* [DATA FOR THIS EXERCISE]:
|---|

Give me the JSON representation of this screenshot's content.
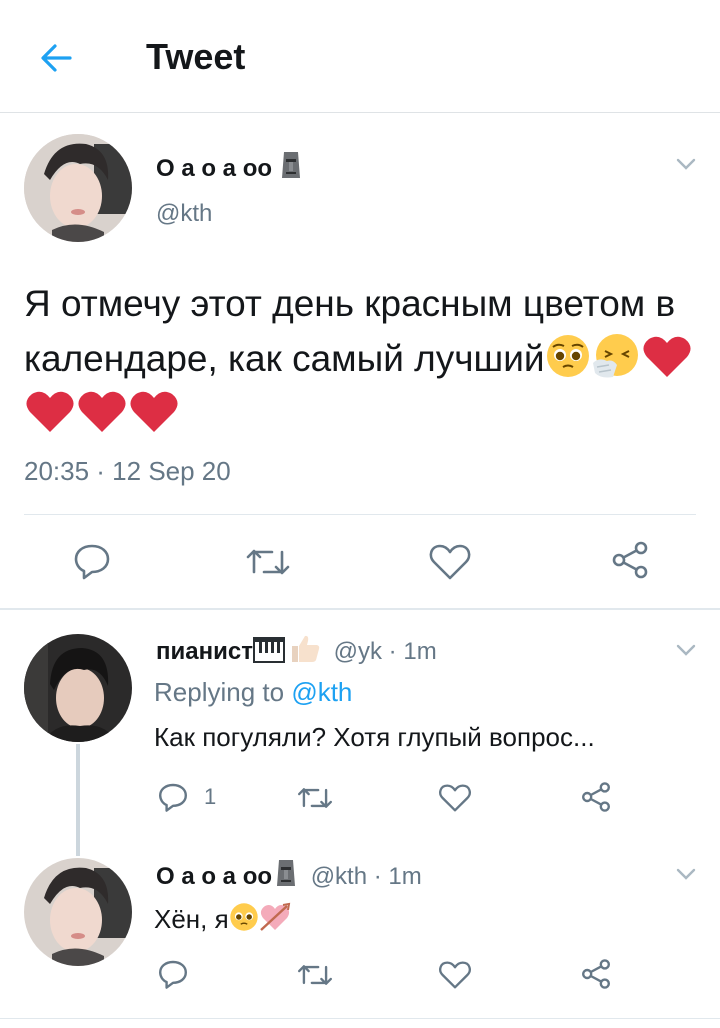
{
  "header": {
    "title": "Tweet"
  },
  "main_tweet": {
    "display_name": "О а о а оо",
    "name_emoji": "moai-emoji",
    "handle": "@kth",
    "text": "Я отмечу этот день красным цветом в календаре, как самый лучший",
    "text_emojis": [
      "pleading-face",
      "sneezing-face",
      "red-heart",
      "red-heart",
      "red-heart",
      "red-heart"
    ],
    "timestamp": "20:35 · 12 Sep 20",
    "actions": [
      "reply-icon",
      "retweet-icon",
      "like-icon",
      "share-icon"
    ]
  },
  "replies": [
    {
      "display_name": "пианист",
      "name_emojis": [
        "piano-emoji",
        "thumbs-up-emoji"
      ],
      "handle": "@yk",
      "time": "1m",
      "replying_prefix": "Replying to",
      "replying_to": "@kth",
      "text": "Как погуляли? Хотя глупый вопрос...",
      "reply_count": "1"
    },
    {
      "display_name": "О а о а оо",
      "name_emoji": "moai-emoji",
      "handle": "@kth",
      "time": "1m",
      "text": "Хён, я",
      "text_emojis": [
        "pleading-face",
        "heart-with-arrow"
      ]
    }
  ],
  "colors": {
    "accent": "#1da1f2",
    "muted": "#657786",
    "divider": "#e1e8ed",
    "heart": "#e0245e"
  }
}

|---|

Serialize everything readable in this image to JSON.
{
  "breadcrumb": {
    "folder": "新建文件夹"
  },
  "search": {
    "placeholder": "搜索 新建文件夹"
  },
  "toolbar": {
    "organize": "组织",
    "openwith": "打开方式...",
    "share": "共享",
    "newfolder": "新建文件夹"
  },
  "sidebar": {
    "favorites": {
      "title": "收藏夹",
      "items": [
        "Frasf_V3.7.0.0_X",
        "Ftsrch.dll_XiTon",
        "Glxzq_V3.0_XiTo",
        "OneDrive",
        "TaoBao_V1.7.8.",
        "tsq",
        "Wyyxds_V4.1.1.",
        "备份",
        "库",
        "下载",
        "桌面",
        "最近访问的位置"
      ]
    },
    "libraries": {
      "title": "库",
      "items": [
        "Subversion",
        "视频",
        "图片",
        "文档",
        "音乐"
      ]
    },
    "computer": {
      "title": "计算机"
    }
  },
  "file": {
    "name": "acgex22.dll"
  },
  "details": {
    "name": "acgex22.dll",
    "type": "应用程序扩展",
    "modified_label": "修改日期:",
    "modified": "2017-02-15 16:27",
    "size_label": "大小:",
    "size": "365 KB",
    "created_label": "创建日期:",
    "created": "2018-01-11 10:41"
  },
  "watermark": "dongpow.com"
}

|---|

* [GOAL]: List every line above that contains the word "JSON".

* [ANSWER FOR THE TASK]:
Give me the JSON representation of this screenshot's content.
Serialize everything readable in this image to JSON.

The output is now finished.